(Extracted data entries)
========
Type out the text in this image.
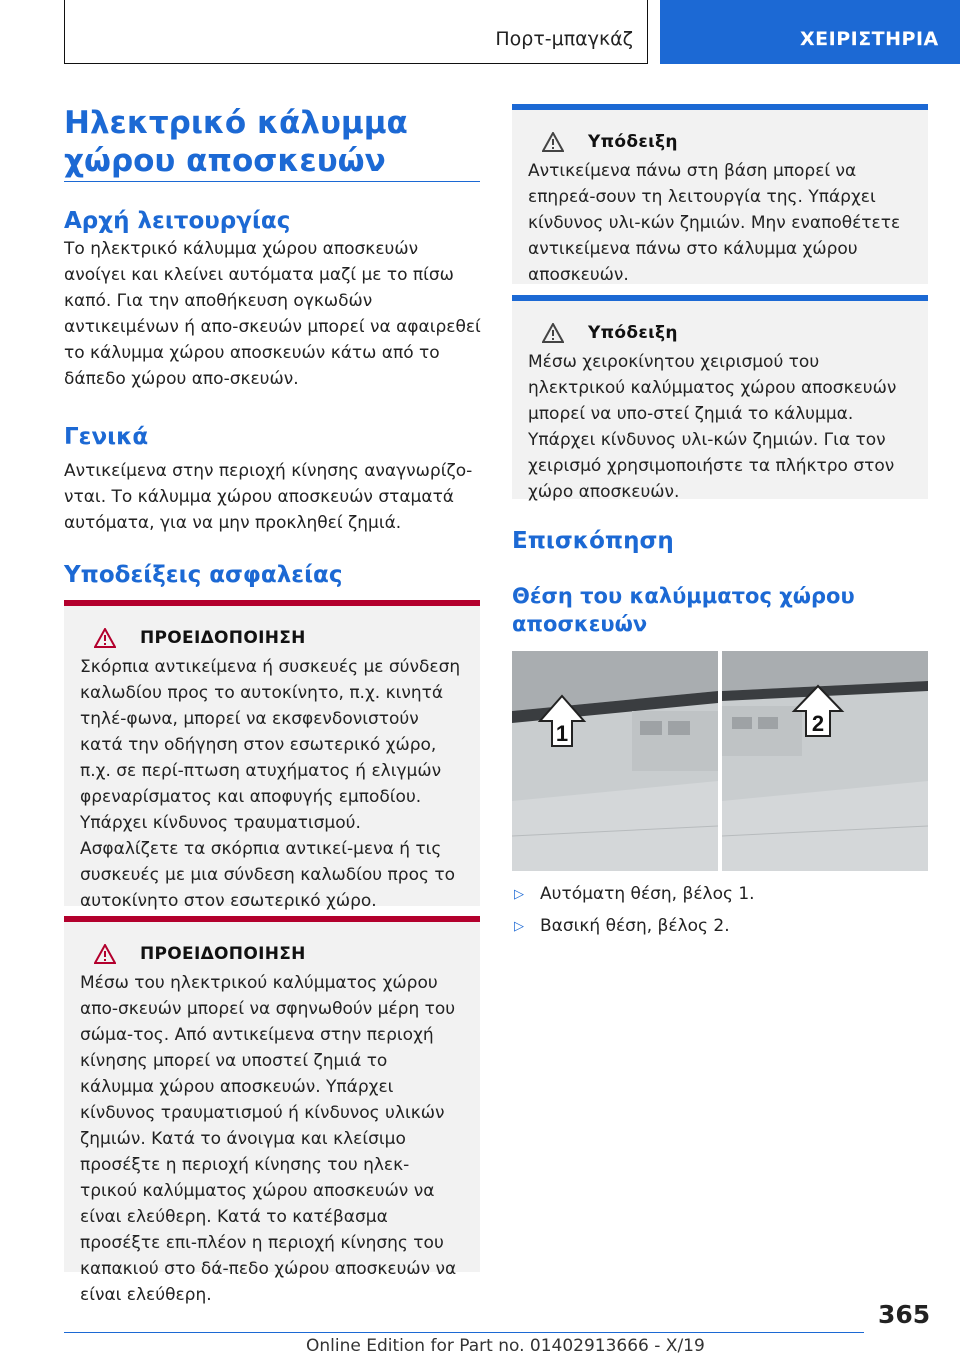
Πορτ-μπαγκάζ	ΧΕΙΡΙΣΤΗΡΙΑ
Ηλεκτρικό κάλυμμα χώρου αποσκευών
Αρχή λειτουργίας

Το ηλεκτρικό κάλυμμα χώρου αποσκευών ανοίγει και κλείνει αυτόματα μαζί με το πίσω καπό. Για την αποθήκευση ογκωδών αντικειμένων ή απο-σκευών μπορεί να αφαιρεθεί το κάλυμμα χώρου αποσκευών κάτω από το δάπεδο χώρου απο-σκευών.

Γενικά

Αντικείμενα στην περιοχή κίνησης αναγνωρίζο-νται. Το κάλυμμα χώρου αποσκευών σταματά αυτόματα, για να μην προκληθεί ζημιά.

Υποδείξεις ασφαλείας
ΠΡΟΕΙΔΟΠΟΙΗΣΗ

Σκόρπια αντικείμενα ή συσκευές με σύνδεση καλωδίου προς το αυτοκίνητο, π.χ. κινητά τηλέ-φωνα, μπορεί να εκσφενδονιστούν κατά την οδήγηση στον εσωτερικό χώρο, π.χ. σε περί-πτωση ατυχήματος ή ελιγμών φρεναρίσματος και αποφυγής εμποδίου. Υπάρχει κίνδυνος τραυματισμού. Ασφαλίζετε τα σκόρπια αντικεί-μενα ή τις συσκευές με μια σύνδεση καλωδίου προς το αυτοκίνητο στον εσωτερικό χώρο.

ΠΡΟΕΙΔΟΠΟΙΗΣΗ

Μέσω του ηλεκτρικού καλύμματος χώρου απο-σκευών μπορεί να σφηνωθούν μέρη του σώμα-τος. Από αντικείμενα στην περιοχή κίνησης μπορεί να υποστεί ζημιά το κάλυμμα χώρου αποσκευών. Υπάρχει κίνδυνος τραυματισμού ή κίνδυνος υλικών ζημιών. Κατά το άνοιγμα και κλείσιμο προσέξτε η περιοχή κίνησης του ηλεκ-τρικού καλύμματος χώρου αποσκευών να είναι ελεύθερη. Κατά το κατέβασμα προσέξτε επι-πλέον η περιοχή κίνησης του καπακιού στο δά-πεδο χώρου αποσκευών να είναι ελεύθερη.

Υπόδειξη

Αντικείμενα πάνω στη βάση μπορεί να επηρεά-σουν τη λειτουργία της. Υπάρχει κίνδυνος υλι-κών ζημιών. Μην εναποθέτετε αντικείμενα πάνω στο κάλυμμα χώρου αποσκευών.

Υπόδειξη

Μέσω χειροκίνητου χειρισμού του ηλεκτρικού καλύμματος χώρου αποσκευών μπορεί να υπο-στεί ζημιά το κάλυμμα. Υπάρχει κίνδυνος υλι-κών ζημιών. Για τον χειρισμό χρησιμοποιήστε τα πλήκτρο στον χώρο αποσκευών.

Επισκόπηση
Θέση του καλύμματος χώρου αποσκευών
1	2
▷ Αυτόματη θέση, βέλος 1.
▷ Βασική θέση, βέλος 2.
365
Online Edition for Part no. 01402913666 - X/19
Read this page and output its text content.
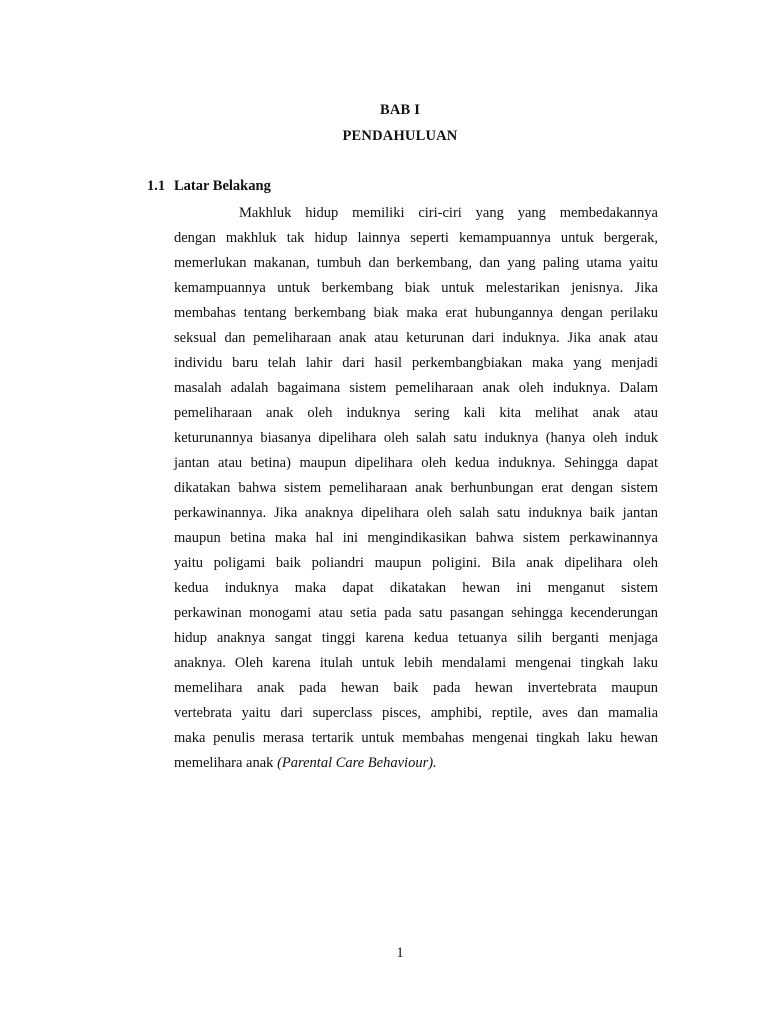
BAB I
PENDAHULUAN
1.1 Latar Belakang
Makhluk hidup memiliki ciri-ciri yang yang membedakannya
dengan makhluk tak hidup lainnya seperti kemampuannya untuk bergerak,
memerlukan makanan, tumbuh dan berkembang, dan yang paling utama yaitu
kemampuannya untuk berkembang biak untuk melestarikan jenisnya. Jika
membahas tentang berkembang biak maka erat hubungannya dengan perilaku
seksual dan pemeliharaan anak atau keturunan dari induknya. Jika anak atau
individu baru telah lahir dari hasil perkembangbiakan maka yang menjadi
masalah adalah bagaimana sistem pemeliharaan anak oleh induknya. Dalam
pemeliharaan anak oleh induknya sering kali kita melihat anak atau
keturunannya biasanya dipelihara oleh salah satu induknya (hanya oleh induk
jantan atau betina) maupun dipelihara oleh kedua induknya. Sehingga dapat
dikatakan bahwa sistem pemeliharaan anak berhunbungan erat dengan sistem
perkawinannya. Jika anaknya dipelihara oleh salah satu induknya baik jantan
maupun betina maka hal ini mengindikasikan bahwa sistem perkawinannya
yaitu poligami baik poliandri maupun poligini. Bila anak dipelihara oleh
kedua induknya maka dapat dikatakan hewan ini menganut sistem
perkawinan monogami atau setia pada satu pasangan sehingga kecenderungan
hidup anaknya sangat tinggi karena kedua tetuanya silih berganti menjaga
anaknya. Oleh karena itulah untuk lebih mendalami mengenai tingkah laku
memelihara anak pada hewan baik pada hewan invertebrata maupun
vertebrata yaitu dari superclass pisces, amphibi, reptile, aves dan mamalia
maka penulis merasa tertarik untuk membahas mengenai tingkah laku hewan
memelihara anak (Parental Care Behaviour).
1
========
From the material above, gather all lines that include the string "this" and copy them.

Type out the text in this image.
Read this page and output its text content.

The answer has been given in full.